One might worry that a policy with sufficient capacity could extract useful data from a world model, even if that world model's features weren't easily interpretable. In this limit, our procedure starts looking like a strange sort of recurrent network, where the world model “learns” to extract difficult-to-interpret features (like, e.g., the hidden state of an RNN) from the world state, and then the policy is powerful enough to learn to use these features to make decisions about how to act. While this is indeed a possibility, in practice, we usually constrain the capacity of the policies we studied to be small enough that this did not occur. For a counter-example, see the fully connected world model for the grid world tasks described later.

## What policies can be learned from world models emerged from observation dropout?

As the balance cart-pole task discussed earlier can be trivially solved with a wide range of parameters for a simple linear policy, we conduct experiments where we apply observational dropout on the more difficult swing up cart-pole--a task that cannot be solved with a linear policy, as it requires the agent to learn two distinct subtasks:

1.  To add energy to the system when it needs to swing up the pole.

2.  To remove energy to balance the pole once the pole is close to the unstable, upright equilibrium .

Our setup is closely based on the environment described in , where the ground truth dynamics of the environment is described as $[\ddot{x}, \ddot{\theta}] = F(x, \theta, \dot{x}, \dot{\theta})$. $F$ is a system of non-linear equations, and the agent is rewarded for getting $x$ close to zero and $cos(\theta)$ close to one.

We can visualize the cart-pole experiment after training our agent inside the cart-pole swing up environment augmented with observational dropout:

As a sanity check, we can confirm that the policy that is jointly learned with the world model learns a policy that also works when observational dropout is disabled in the environment:

In the figure below, we report the performance of our agent trained in environments with various peek probabilities, $p$. A result higher than $\sim$ 500 means that the agent is able to swing up and balance the cart-pole most of the time. Interestingly, the agent is still able to solve the task even when on looking at a tenth of the frames ($p=10\%$), and even at a lower $p=5\%$, it solves the task half of the time.

- _THE TASKS_:
1 – In the passage on observational dropout in the cart-pole swing up task, what result shows that the agent can swing up and balance the cart-pole most of the time?
2 – Write the next paragraph of the passage on observational dropout in the cart-pole swing up task, beginning after its final sentence.
The entries are not needed for the tasks.

- _DATASET EXCERPTS_:
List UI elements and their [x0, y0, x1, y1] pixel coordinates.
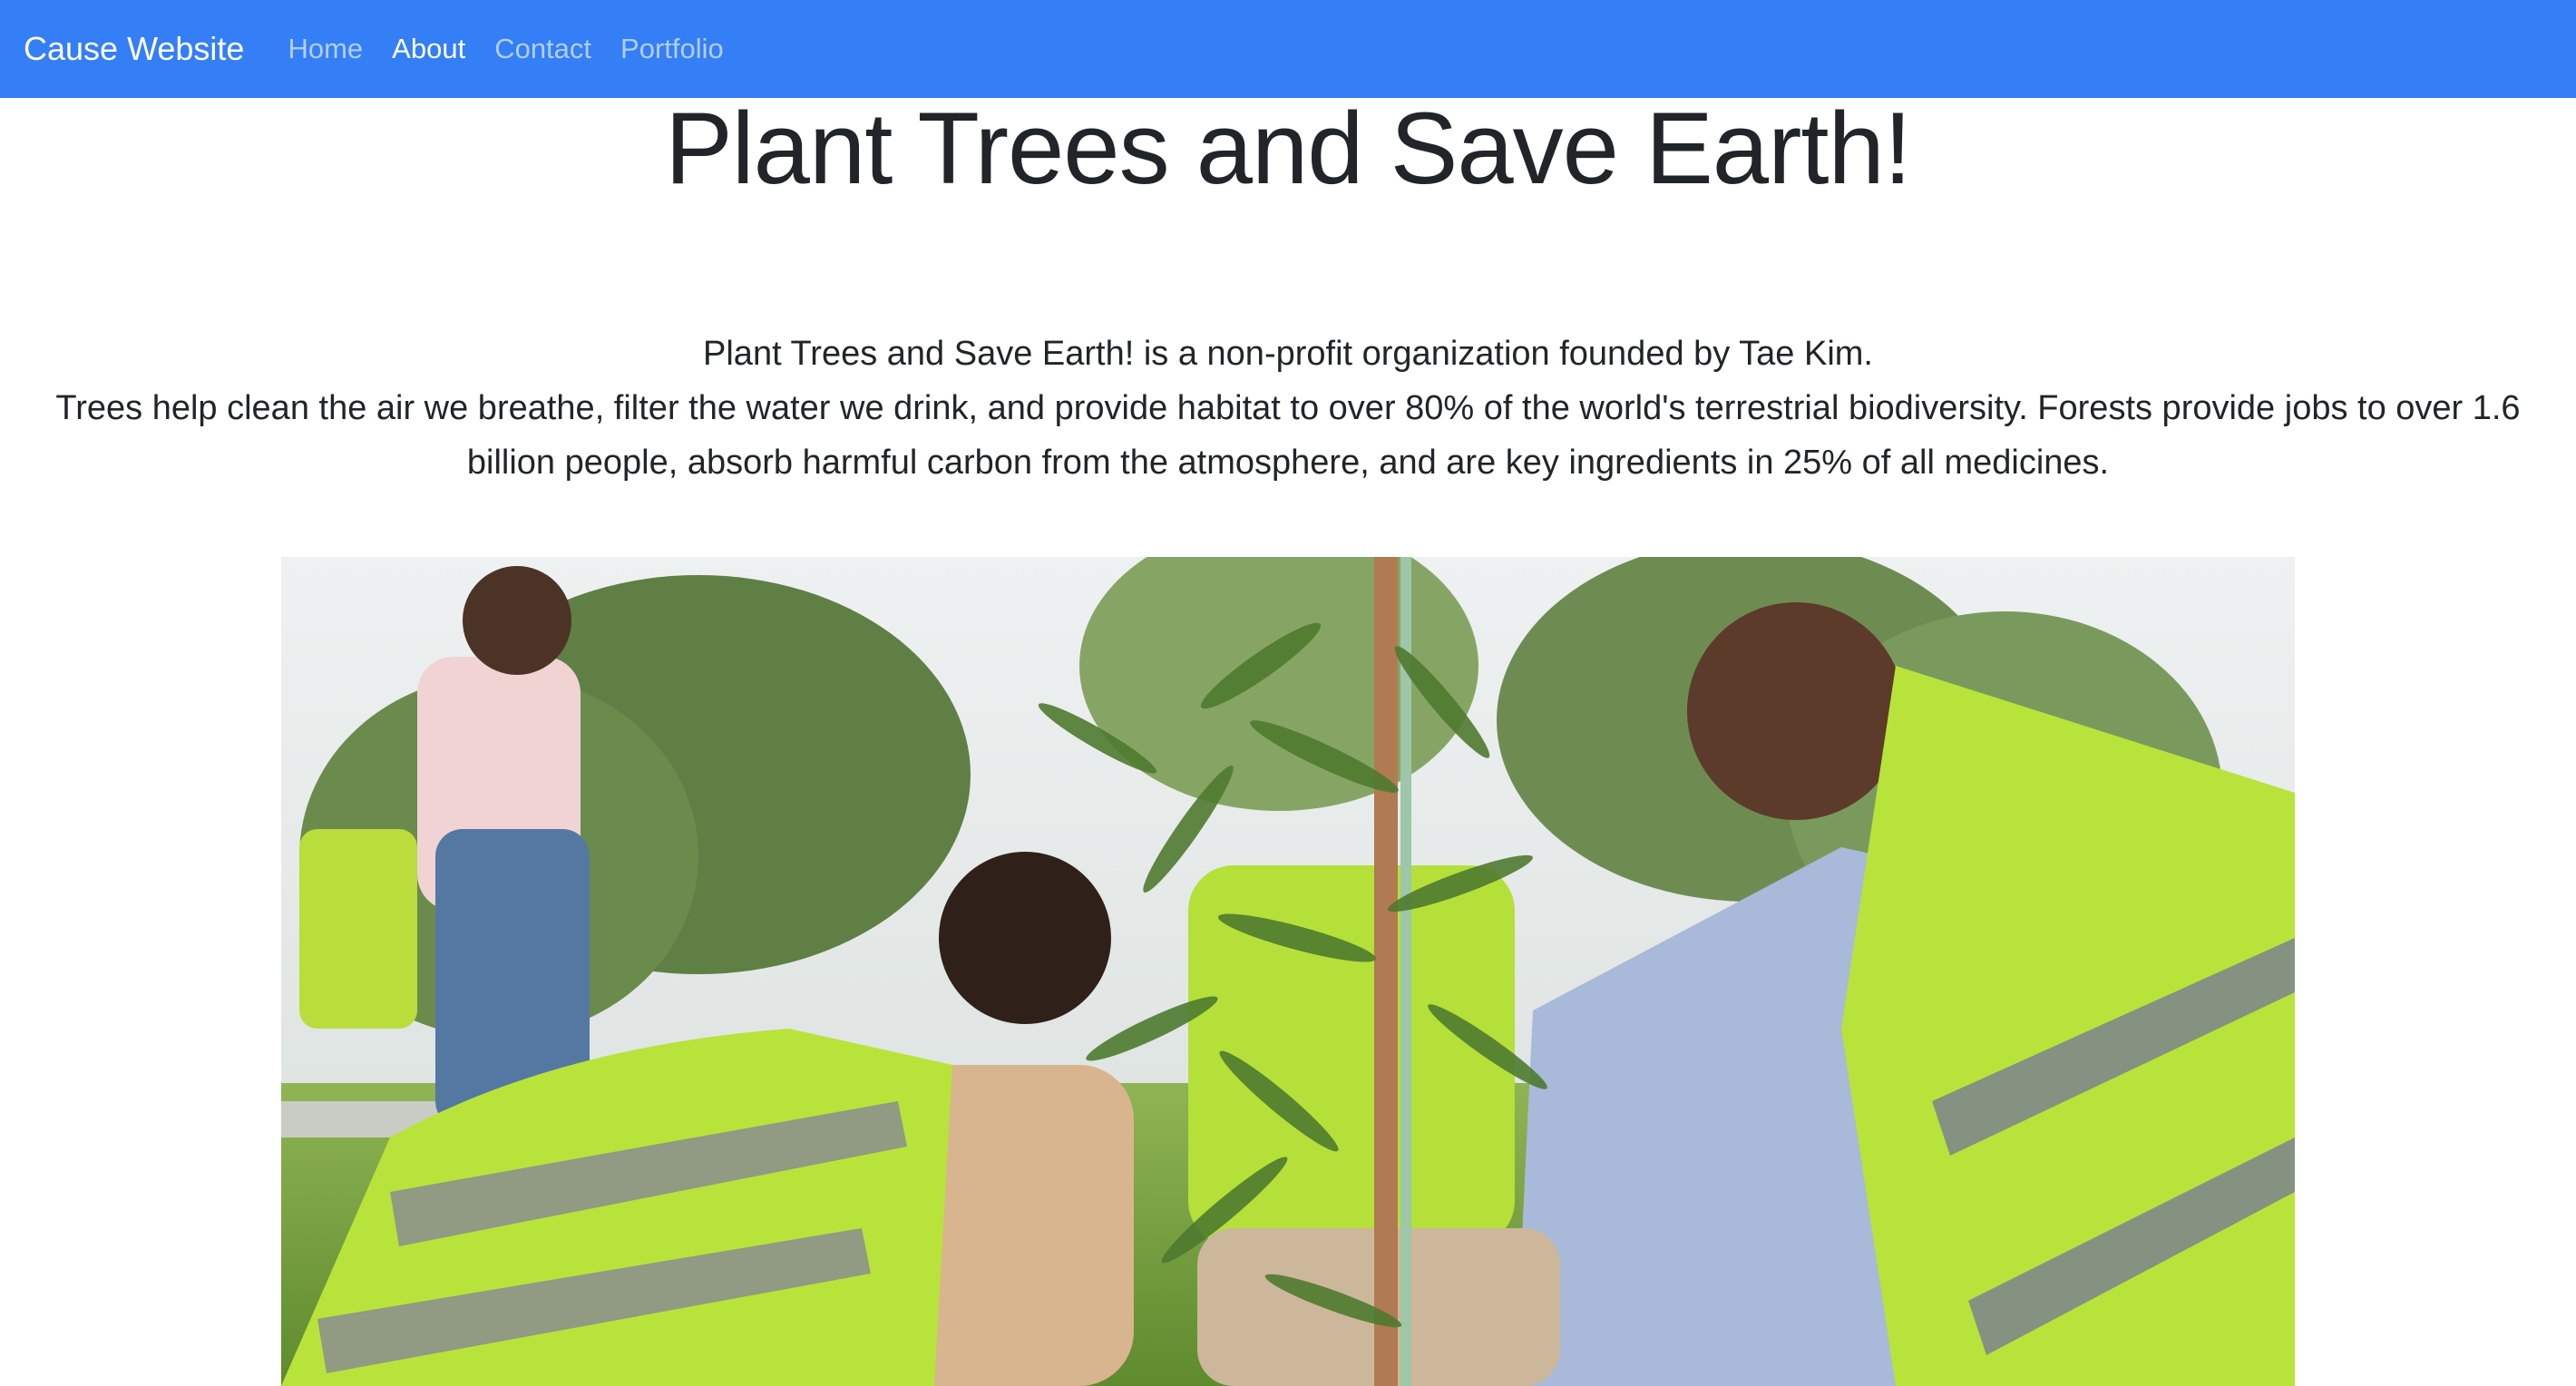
intro-text: Plant Trees and Save Earth! is a non-pro…: [703, 335, 1873, 373]
nav-links: Home About Contact Portfolio: [288, 33, 752, 65]
navbar: Cause Website Home About Contact Portfol…: [0, 0, 2576, 98]
hero-image: [281, 557, 2295, 1386]
nav-link-contact[interactable]: Contact: [494, 33, 591, 65]
body-text: Trees help clean the air we breathe, fil…: [55, 389, 2521, 482]
brand-logo[interactable]: Cause Website: [24, 30, 244, 68]
nav-link-home[interactable]: Home: [288, 33, 363, 65]
nav-link-portfolio[interactable]: Portfolio: [620, 33, 724, 65]
page-title: Plant Trees and Save Earth!: [665, 92, 1912, 205]
nav-link-about[interactable]: About: [392, 33, 465, 65]
hero-image-illustration: [281, 557, 2295, 1386]
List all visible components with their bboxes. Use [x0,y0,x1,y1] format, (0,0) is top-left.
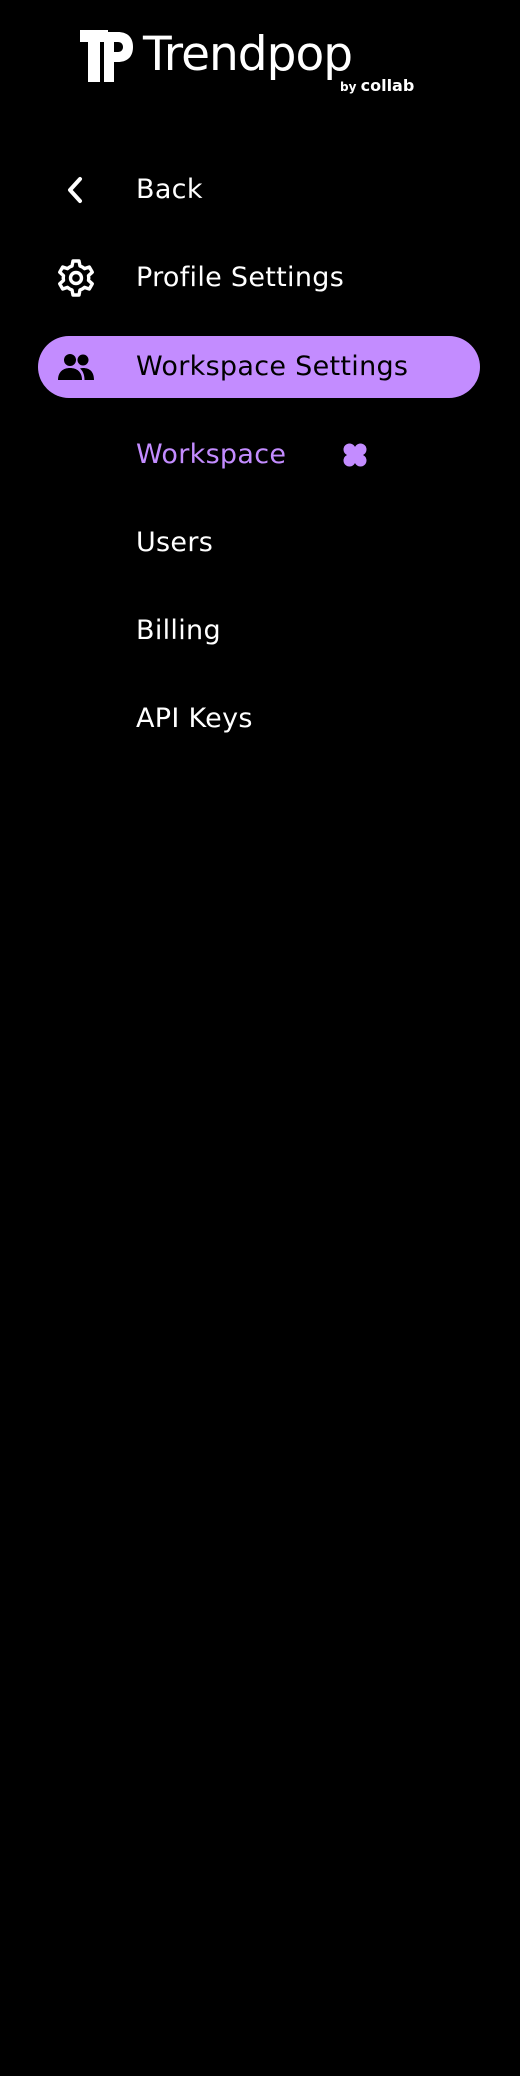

- _ANSWERS BY TASK_:
1 – A result higher than about 500.

2 –
To understand the extent to which the policy, $\pi$ relies on the learned world model, $M$, and to probe the dynamics learned world model, we trained a new policy entirely within learned world model and then deployed these policies back to the original environment. The results are shown in the figure below:

Qualitatively, the agent learns to swing up the pole, and balance it for a short period of time when it achieves a mean reward above $\sim$ 300. Below this threshold the agent typically swings the pole around continuously, or navigates off the screen. We observe that at low peek probabilities, a higher percentage of learned world models can be used to train policies that behave correctly under the actual dynamics, despite failing to completely solve the task. At higher peek probabilities, the learned dynamics model is not needed to solve the task thus is never learned.

We have compared our approach to baseline model-based approach where we explicitly train our model to predict the next observation on a dataset collected from training a model-free agent from scratch to solving the task. To our surprise, we find it interesting that our approach can produce models that outperform an explicitly learned model with the same architecture size (120 units) for cart-pole transfer task. This advantage goes away, however, if we scale up the forward predictive model width by 10x.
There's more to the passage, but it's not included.